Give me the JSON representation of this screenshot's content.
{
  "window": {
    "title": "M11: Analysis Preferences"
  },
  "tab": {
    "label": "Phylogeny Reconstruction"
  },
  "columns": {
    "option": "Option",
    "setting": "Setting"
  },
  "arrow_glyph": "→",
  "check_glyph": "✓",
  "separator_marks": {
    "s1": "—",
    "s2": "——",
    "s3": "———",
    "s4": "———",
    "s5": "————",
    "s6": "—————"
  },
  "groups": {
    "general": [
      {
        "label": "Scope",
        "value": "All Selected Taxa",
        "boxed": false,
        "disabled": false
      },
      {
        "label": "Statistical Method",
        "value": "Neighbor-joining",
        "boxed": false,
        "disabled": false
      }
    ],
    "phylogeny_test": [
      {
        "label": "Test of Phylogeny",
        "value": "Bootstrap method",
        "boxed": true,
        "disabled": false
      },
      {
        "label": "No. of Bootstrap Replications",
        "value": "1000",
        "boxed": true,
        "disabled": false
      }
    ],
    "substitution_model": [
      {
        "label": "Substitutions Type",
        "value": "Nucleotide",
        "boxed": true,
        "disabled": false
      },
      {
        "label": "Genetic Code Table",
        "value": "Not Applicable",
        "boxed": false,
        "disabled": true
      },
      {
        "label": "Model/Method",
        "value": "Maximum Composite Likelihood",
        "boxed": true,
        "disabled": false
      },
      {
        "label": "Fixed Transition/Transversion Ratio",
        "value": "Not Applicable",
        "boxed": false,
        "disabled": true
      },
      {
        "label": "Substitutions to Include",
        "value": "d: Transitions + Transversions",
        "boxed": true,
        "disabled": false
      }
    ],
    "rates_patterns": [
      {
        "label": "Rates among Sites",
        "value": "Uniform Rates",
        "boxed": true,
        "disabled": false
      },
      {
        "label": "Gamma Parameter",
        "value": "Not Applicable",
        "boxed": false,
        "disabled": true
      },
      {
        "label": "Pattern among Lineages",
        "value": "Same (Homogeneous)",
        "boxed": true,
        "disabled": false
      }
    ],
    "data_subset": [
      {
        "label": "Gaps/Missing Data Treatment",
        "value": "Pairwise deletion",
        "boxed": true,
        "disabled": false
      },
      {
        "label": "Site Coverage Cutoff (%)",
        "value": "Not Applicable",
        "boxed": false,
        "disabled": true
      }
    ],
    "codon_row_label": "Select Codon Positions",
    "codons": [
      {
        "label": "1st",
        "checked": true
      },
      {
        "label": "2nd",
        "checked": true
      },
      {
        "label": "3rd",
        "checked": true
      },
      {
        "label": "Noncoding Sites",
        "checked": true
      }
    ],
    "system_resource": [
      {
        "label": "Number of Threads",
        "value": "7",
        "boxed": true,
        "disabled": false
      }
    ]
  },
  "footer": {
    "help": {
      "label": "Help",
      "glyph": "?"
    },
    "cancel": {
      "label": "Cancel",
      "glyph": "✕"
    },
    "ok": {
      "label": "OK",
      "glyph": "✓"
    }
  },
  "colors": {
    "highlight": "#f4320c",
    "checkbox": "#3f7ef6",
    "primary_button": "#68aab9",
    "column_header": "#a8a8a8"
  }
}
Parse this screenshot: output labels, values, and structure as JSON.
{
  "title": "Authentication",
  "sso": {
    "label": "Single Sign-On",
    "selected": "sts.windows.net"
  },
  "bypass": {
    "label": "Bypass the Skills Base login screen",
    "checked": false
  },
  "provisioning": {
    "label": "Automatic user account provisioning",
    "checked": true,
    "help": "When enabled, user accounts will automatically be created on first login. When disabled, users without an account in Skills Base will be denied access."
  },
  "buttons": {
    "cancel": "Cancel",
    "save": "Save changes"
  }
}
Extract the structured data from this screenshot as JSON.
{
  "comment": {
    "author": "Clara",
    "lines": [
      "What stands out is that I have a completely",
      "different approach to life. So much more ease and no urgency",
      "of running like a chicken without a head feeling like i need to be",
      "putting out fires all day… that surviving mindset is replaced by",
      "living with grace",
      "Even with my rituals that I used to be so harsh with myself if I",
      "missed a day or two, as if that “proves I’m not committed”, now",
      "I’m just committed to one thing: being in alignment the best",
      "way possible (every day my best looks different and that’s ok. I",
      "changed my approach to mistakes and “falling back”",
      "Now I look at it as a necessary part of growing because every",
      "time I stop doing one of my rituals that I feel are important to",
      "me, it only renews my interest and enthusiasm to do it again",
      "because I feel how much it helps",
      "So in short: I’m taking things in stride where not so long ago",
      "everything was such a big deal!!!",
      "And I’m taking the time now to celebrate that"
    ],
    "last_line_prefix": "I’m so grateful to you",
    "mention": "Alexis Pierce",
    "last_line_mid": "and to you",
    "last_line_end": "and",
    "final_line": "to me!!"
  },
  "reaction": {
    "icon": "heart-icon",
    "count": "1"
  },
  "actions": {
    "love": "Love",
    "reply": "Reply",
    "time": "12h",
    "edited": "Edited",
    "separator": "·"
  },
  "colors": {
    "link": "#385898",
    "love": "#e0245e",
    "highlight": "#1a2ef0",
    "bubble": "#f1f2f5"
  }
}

- - -

- **WRITTEN TASK**
In the records above, tally the lines where the word "JSON" appears, and give the number and nothing else.

- **PROBLEM SOLUTION**
3